(Excerpt from a dataset)

::::

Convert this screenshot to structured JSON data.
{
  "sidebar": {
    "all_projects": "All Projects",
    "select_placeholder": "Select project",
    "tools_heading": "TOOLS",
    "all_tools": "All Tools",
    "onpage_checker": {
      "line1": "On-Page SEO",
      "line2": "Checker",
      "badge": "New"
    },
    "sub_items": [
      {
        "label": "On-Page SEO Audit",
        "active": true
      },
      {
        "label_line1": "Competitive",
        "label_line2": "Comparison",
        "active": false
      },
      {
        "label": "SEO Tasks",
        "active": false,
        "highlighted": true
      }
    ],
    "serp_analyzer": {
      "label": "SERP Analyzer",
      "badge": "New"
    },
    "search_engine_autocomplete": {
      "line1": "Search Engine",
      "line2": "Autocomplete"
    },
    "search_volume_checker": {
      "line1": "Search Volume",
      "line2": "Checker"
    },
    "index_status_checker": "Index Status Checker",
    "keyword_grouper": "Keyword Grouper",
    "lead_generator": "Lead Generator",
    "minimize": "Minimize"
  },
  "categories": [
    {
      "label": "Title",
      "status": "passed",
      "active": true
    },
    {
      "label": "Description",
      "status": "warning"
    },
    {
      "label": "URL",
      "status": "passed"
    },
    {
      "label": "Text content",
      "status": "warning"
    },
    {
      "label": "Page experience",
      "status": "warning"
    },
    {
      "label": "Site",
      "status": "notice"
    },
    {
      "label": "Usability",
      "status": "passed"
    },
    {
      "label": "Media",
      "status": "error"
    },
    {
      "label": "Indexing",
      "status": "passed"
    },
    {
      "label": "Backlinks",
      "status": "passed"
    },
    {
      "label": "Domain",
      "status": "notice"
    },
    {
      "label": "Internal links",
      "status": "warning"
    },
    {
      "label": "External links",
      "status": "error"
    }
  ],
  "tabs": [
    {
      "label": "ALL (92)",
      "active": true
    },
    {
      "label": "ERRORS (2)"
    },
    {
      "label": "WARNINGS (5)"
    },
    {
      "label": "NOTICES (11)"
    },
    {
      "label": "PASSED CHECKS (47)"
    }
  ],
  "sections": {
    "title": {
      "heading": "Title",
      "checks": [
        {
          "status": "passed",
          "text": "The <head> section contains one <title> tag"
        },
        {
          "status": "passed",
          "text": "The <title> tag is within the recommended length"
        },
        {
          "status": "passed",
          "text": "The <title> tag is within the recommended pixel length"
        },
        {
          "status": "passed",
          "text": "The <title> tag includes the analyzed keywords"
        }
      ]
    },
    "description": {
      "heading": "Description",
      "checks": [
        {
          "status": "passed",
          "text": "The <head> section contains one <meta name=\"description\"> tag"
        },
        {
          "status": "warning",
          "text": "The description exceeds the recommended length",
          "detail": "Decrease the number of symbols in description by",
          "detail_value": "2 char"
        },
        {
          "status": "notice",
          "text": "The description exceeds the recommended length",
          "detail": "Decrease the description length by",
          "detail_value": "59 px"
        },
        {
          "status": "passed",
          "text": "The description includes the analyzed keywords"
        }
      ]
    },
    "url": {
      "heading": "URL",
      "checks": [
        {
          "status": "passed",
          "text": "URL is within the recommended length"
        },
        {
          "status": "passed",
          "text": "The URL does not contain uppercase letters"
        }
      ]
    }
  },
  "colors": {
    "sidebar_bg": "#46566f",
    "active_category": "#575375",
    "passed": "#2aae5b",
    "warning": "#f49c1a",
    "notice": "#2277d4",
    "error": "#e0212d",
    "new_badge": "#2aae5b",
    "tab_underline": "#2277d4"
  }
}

::::

*Goal of the exercise*:
Only the number is wanted: how many lines of the data contain the word "keywords"?

*Answer*:
2